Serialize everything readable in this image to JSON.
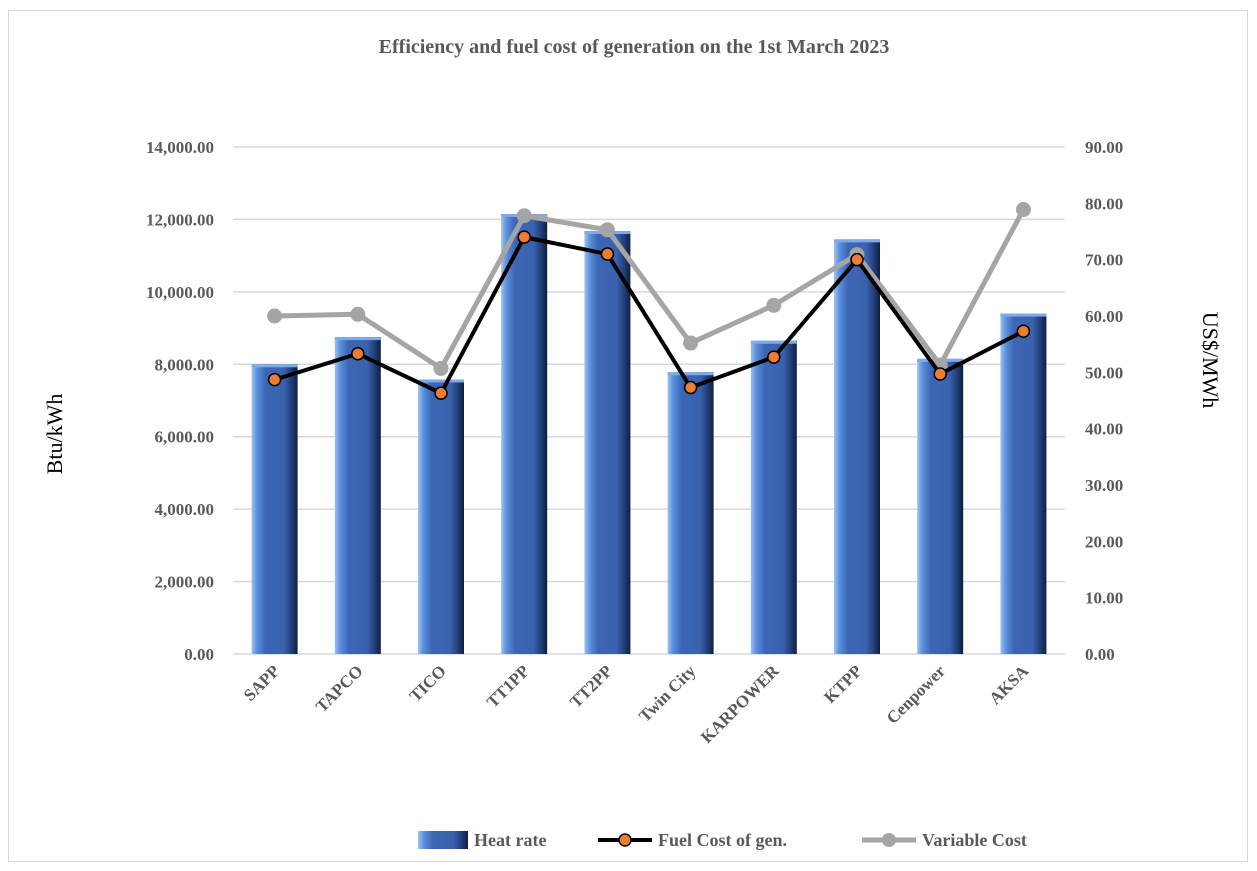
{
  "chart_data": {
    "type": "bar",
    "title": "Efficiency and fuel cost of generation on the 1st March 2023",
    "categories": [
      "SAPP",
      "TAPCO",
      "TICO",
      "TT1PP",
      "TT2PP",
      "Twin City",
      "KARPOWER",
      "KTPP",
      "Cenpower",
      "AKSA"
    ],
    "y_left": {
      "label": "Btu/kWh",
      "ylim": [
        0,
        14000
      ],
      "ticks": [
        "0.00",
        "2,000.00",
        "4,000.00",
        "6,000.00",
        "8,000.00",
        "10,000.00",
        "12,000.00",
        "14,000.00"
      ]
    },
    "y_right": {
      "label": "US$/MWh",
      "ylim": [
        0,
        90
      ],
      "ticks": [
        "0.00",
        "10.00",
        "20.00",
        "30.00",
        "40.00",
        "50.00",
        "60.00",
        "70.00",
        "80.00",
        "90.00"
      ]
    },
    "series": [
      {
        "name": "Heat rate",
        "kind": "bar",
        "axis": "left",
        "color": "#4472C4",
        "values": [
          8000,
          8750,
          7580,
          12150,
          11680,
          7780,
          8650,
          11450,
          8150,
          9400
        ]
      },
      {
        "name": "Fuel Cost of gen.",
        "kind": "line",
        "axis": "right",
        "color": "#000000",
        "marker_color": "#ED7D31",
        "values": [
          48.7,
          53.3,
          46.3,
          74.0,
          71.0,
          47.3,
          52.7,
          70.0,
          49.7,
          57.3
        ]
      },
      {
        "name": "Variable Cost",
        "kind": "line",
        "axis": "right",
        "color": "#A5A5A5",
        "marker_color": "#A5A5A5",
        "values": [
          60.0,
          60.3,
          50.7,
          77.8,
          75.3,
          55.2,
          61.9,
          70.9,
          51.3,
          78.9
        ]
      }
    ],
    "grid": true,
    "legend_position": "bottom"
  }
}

-- What you should do --
Transcribe each entry precisely as given, leaving the pictures out.

-- Output --
Serialize everything readable in this image to JSON.
{
  "chart_data": {
    "type": "bar",
    "title": "Efficiency and fuel cost of generation on the 1st March 2023",
    "categories": [
      "SAPP",
      "TAPCO",
      "TICO",
      "TT1PP",
      "TT2PP",
      "Twin City",
      "KARPOWER",
      "KTPP",
      "Cenpower",
      "AKSA"
    ],
    "y_left": {
      "label": "Btu/kWh",
      "ylim": [
        0,
        14000
      ],
      "ticks": [
        "0.00",
        "2,000.00",
        "4,000.00",
        "6,000.00",
        "8,000.00",
        "10,000.00",
        "12,000.00",
        "14,000.00"
      ]
    },
    "y_right": {
      "label": "US$/MWh",
      "ylim": [
        0,
        90
      ],
      "ticks": [
        "0.00",
        "10.00",
        "20.00",
        "30.00",
        "40.00",
        "50.00",
        "60.00",
        "70.00",
        "80.00",
        "90.00"
      ]
    },
    "series": [
      {
        "name": "Heat rate",
        "kind": "bar",
        "axis": "left",
        "color": "#4472C4",
        "values": [
          8000,
          8750,
          7580,
          12150,
          11680,
          7780,
          8650,
          11450,
          8150,
          9400
        ]
      },
      {
        "name": "Fuel Cost of gen.",
        "kind": "line",
        "axis": "right",
        "color": "#000000",
        "marker_color": "#ED7D31",
        "values": [
          48.7,
          53.3,
          46.3,
          74.0,
          71.0,
          47.3,
          52.7,
          70.0,
          49.7,
          57.3
        ]
      },
      {
        "name": "Variable Cost",
        "kind": "line",
        "axis": "right",
        "color": "#A5A5A5",
        "marker_color": "#A5A5A5",
        "values": [
          60.0,
          60.3,
          50.7,
          77.8,
          75.3,
          55.2,
          61.9,
          70.9,
          51.3,
          78.9
        ]
      }
    ],
    "grid": true,
    "legend_position": "bottom"
  }
}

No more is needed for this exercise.